Data provided ::
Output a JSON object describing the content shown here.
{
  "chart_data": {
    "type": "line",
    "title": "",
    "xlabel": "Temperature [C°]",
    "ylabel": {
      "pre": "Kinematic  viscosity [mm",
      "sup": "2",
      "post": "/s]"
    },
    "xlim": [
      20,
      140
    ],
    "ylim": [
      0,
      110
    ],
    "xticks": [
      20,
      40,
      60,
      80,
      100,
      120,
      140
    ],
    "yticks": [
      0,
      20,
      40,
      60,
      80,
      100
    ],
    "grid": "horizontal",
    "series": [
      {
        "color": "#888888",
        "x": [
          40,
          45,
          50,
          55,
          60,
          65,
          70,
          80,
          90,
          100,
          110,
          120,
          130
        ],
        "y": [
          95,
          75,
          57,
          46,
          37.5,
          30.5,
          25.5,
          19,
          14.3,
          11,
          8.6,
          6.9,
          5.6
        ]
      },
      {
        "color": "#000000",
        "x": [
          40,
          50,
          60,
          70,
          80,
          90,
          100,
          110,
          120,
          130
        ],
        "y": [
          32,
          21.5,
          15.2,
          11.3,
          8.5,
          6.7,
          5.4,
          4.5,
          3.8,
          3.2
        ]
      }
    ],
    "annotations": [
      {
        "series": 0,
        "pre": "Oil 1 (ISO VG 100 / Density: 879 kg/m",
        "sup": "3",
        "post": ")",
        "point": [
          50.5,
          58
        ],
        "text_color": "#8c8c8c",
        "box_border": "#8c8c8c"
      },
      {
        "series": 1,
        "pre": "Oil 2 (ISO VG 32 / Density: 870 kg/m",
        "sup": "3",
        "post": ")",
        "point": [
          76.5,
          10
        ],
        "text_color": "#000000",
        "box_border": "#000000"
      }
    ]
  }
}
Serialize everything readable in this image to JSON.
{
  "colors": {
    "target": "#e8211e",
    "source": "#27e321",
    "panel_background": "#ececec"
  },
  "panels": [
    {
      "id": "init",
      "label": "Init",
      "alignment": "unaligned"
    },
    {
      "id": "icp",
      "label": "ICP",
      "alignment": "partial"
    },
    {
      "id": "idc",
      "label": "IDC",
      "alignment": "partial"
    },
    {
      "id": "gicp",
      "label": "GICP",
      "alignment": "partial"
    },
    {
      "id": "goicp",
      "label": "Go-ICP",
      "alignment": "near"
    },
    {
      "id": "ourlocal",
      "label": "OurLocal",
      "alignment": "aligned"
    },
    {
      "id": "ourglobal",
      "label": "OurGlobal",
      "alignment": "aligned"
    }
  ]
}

Your objective :: Above is a listing; report how many of its lines include the word "Density", giving the number only.

Full answer :: 2